Reproduce the following entries word for word, keeping every line unchanged.
## start Records to process
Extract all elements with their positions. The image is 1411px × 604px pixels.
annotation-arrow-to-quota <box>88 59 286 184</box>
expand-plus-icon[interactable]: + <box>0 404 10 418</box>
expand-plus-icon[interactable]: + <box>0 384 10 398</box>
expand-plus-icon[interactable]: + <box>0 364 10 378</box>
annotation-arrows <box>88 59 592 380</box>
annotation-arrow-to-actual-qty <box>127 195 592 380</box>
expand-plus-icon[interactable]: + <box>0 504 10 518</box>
## end Records to process
### Task solution
Extract all elements with their positions. The image is 1411px × 604px pixels.
annotation-arrow-to-quota <box>88 59 286 184</box>
expand-plus-icon[interactable]: + <box>0 404 10 418</box>
expand-plus-icon[interactable]: + <box>0 384 10 398</box>
expand-plus-icon[interactable]: + <box>0 364 10 378</box>
annotation-arrows <box>88 59 592 380</box>
annotation-arrow-to-actual-qty <box>127 195 592 380</box>
expand-plus-icon[interactable]: + <box>0 504 10 518</box>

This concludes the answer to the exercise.